** Begin Entries **
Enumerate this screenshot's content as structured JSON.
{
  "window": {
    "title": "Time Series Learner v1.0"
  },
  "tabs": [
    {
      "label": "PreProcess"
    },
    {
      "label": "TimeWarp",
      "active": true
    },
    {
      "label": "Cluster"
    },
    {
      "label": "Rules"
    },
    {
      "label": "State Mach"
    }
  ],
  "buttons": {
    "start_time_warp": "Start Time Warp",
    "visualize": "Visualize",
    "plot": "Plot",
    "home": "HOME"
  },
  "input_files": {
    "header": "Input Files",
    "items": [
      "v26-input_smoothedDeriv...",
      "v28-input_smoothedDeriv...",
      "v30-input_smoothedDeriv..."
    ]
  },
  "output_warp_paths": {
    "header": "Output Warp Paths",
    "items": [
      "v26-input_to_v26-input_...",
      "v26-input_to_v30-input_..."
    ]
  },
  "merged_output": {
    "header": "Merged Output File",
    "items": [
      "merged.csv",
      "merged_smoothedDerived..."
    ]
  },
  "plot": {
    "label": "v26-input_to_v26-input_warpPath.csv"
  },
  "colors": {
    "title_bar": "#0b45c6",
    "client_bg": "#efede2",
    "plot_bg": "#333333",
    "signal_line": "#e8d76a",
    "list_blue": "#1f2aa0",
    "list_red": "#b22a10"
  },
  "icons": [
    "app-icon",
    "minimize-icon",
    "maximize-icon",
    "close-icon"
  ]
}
** End Entries **
■ **Stated task**: Of all the lines in the listing above, how many contain the word "header"? Answer with the number alone.

■ **The result**: 3